— Page text —

School in Ernakulam District, Kerala, India

Govt. Higher Secondary school, Puliyanam is a school situated in Parakkadavu Gram Panchayat, Ernakulam District, Kerala, India. The school is situated in Angamaly assembly constituency. The school was established on 1947.The school is situated in Puliyanam-Vattaparambu Road. Bose Krishnamachari is an alumnus of this school.

== History ==
In 1947, a lower primary school was started under Bhadrakali Mattappilli Mana located in Puliyanam village. This school was started in a building called Sri.Bhadrakali Mattapalli Mana Vaka Pattarumadam. Mr. Devan Vasudevan Namboothiripad was the Karanavar of Mana at that time. Later the Mana authorities handed over this school to Government of Kerala. It was upgraded to Upper Primary in 1963, High School in 1966 and Higher Secondary School in 1997.

— Instructions —
A – In the school article, in what year was the school upgraded to a High School?
B – From the school article, repeat everything from "School in Ernakulam" down to "of this school.", word for word.
C – Rewrite the paragraph of the school article that begins "In 1947, a lower primary school" as a short list of its main facts.

[Extracted records]
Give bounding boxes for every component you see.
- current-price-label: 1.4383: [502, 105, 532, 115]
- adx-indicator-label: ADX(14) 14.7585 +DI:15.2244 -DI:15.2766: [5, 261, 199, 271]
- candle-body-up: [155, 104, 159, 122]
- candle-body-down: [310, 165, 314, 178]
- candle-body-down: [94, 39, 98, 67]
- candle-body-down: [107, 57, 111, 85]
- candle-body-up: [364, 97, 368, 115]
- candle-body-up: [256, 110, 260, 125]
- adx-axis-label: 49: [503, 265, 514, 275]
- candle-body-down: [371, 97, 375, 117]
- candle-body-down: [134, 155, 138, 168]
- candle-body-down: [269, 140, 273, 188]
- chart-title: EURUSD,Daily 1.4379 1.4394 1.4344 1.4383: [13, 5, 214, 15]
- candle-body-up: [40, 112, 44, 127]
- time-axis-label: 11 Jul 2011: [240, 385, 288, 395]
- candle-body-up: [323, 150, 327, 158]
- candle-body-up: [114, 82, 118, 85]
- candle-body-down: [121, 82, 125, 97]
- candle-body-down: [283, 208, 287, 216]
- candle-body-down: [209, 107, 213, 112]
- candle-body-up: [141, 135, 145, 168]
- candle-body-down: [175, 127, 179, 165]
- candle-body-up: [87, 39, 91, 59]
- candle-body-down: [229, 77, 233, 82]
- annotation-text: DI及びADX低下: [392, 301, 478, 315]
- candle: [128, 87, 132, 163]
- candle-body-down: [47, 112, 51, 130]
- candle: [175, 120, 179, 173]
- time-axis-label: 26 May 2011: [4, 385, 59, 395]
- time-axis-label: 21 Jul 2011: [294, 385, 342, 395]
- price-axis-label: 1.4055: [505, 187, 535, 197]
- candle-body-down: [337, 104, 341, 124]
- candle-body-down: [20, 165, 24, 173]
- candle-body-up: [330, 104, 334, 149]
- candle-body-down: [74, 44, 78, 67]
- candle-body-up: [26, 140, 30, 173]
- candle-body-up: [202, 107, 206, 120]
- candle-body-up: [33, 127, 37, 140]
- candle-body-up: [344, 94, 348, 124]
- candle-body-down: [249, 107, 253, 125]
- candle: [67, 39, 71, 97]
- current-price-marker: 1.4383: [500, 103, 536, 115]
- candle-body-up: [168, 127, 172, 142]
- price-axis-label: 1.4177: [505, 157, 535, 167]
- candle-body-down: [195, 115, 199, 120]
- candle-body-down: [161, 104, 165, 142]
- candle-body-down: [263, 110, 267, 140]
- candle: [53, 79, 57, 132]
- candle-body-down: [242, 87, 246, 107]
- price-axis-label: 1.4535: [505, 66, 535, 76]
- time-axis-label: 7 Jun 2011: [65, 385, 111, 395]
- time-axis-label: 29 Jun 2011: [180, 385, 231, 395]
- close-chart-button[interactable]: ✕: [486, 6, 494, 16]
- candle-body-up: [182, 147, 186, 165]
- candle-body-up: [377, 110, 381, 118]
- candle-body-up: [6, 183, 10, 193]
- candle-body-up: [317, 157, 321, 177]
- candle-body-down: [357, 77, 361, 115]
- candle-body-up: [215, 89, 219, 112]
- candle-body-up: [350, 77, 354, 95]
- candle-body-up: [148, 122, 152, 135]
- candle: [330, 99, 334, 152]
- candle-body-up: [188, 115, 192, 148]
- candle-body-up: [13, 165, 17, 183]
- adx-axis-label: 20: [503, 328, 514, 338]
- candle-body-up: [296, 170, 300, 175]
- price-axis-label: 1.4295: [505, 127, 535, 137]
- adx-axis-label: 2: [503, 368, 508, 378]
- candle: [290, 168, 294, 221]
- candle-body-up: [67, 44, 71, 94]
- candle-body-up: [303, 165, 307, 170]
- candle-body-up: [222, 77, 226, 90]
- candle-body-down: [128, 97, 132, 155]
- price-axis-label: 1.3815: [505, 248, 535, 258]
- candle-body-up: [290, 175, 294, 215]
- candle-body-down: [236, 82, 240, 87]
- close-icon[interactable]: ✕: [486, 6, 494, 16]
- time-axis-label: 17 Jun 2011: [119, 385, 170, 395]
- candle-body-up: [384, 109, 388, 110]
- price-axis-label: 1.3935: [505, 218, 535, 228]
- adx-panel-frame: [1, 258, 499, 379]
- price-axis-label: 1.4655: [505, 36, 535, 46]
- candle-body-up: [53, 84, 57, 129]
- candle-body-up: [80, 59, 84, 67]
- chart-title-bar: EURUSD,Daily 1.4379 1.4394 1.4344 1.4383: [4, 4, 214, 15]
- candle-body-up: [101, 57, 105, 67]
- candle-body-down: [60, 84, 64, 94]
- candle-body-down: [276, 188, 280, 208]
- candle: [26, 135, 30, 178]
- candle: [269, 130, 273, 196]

— Answers to the problems —
A – 1966

B –
School in Ernakulam District, Kerala, India

Govt. Higher Secondary school, Puliyanam is a school situated in Parakkadavu Gram Panchayat, Ernakulam District, Kerala, India. The school is situated in Angamaly assembly constituency. The school was established on 1947.The school is situated in Puliyanam-Vattaparambu Road. Bose Krishnamachari is an alumnus of this school.

C –
- Started in 1947 as a lower primary school under Bhadrakali Mattappilli Mana in Puliyanam village
- First housed in a building called Sri.Bhadrakali Mattapalli Mana Vaka Pattarumadam
- Mr. Devan Vasudevan Namboothiripad was the Karanavar of the Mana at that time
- Later handed over by the Mana authorities to the Government of Kerala
- Upgraded to Upper Primary in 1963, High School in 1966 and Higher Secondary School in 1997